⟨

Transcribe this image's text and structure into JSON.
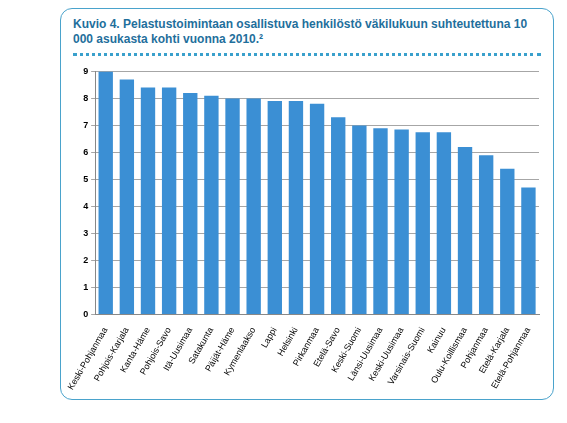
{
  "chart_data": {
    "type": "bar",
    "title": "Kuvio 4. Pelastustoimintaan osallistuva henkilöstö väkilukuun suhteutettuna 10 000 asukasta kohti vuonna 2010.²",
    "categories": [
      "Keski-Pohjanmaa",
      "Pohjois-Karjala",
      "Kanta-Häme",
      "Pohjois-Savo",
      "Itä-Uusimaa",
      "Satakunta",
      "Päijät-Häme",
      "Kymenlaakso",
      "Lappi",
      "Helsinki",
      "Pirkanmaa",
      "Etelä-Savo",
      "Keski-Suomi",
      "Länsi-Uusimaa",
      "Keski-Uusimaa",
      "Varsinais-Suomi",
      "Kainuu",
      "Oulu-Koillismaa",
      "Pohjanmaa",
      "Etelä-Karjala",
      "Etelä-Pohjanmaa"
    ],
    "values": [
      9.0,
      8.7,
      8.4,
      8.4,
      8.2,
      8.1,
      8.0,
      8.0,
      7.9,
      7.9,
      7.8,
      7.3,
      7.0,
      6.9,
      6.85,
      6.75,
      6.75,
      6.2,
      5.9,
      5.4,
      4.7
    ],
    "color": "#3b8fd4",
    "ylim": [
      0,
      9
    ],
    "yticks": [
      0,
      1,
      2,
      3,
      4,
      5,
      6,
      7,
      8,
      9
    ],
    "grid": true
  }
}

⟩

> **EXERCISE BRIEF**: From the entries above, pull out each line that includes "Keski".

> **RESPONSE BELOW**:
      "Keski-Pohjanmaa",
      "Keski-Suomi",
      "Keski-Uusimaa",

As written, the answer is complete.